TESTO FORNITO
Il Chianti DOCG
In Italia e in tutto il mondo chi dice vino e Firenze dice Chianti, il vino toscano per definizione, quello che ha reso le colline fiorentine famose ovunque. Ma il Chianti non è tutto uguale e nella provincia fiorentina ne esistono almeno quattro diverse denominazioni. Nell’area di produzione più antica e ristretta, la zona collinare compresa fra Firenze e Siena, dalla quale il vino ha preso il nome, si produce il Chianti Classico, soggetto ad una regolamentazione specifica. Altre denominazioni derivano invece dalle tre sottozone geografiche nelle quali si divide il resto dell’area di produzione della provincia di Firenze: il Chianti "Colli Fiorentini", il Chianti Rufina, il Chianti di Montespertoli.
Ottenuto mescolando uve di Sangiovese, Canaiolo, Trebbiano Toscano e Malvasia, il vino assume un colore rubino vivace che invecchiando tende al granato. A seconda della zona d’origine e dell’invecchiamento, il Chianti può essere usato per accompagnare l’intero pasto, o i sughi e gli umidi, oppure (quando è più vecchio e strutturato) gli arrosti, anche di cacciagione, e i formaggi stagionati.

COMPITI ED ESERCIZI
a) Rispondi a queste domande sul testo dedicato al Chianti:
(i) In quale zona si produce il Chianti Classico?
(ii) Con quali uve si ottiene il vino?
(iii) Come cambia il suo colore con l'invecchiamento?
b) Secondo il testo sul Chianti, da che cosa derivano le denominazioni "Colli Fiorentini", Rufina e Montespertoli? Spiegalo in una o due frasi.
c) Riporta dal testo sul Chianti il passo che inizia con "Ottenuto mescolando uve" e termina con "i formaggi stagionati.".

DATI ESTRATTI

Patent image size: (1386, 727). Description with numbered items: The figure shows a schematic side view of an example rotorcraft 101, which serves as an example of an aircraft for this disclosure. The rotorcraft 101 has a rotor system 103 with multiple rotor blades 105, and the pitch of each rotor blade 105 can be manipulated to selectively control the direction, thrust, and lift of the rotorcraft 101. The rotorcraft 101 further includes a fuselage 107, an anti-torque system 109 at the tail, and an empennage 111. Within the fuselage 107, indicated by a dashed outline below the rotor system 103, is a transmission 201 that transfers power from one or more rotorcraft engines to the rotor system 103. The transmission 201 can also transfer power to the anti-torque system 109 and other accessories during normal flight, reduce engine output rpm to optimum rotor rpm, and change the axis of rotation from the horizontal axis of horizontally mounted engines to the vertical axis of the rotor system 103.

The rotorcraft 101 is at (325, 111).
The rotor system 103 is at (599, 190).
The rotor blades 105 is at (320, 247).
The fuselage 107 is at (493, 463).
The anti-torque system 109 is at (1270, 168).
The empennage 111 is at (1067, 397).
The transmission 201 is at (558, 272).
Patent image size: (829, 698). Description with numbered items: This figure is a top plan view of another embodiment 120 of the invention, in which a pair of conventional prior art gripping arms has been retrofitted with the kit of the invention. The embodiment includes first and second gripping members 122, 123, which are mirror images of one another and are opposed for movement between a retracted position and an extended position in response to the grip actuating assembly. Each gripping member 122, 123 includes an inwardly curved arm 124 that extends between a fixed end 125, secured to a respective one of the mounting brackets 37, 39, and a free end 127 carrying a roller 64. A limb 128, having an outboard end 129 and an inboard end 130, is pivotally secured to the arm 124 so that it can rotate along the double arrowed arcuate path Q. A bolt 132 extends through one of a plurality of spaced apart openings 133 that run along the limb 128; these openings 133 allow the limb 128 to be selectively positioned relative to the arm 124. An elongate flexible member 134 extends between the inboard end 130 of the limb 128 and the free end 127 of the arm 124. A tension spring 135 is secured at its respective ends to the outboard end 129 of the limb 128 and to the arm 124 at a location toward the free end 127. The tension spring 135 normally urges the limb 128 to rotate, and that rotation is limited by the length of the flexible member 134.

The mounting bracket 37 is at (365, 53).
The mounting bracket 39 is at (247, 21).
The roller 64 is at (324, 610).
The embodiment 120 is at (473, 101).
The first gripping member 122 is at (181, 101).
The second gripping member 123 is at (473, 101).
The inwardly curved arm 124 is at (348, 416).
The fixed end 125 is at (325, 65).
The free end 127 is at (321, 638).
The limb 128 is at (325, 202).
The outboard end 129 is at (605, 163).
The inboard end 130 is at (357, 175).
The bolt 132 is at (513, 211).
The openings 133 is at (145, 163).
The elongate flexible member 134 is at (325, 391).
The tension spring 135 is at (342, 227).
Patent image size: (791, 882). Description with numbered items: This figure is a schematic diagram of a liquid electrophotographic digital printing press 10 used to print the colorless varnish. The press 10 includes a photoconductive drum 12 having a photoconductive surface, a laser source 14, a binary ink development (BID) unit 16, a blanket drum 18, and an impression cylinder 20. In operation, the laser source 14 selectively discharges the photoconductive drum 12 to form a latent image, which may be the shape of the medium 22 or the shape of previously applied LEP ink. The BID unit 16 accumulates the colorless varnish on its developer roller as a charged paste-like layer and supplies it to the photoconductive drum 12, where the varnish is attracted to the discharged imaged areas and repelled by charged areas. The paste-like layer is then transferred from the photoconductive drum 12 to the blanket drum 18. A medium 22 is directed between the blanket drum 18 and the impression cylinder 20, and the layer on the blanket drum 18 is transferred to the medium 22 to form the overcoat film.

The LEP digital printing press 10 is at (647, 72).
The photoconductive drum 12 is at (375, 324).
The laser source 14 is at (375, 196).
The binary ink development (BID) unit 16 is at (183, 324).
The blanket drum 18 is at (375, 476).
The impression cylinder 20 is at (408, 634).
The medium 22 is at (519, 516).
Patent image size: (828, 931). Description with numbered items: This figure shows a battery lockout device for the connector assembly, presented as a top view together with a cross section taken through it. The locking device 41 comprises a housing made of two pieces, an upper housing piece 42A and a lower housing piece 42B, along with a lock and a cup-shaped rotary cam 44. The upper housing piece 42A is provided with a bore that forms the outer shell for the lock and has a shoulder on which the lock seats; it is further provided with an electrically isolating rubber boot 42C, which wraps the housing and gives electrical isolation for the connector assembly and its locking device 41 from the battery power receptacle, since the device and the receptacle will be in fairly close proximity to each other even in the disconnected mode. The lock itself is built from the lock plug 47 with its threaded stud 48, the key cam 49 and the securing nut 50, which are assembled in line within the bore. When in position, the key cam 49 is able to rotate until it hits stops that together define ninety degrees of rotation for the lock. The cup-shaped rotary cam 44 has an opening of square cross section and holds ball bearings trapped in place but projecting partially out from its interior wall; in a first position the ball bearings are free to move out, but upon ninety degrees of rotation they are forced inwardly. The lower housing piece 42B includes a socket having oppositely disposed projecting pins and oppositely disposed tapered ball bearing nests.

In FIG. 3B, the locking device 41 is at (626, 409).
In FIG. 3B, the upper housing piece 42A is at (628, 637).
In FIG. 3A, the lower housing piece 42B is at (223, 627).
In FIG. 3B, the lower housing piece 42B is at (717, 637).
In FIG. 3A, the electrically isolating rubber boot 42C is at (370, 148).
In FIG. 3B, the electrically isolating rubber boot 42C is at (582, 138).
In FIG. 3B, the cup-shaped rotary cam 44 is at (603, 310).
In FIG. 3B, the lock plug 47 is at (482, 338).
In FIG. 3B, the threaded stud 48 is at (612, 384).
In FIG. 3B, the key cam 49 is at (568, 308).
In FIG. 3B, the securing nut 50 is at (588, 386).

RISPOSTE NUMERATE
a)
(i) Nella zona collinare compresa fra Firenze e Siena.
(ii) Con uve di Sangiovese, Canaiolo, Trebbiano Toscano e Malvasia.
(iii) Il colore è un rubino vivace che, invecchiando, tende al granato.

b) Derivano dalle tre sottozone geografiche in cui si divide il resto dell'area di produzione della provincia di Firenze. È l'area che resta fuori dalla zona più antica e ristretta fra Firenze e Siena, dove si produce il Chianti Classico.

c)
Ottenuto mescolando uve di Sangiovese, Canaiolo, Trebbiano Toscano e Malvasia, il vino assume un colore rubino vivace che invecchiando tende al granato. A seconda della zona d’origine e dell’invecchiamento, il Chianti può essere usato per accompagnare l’intero pasto, o i sughi e gli umidi, oppure (quando è più vecchio e strutturato) gli arrosti, anche di cacciagione, e i formaggi stagionati.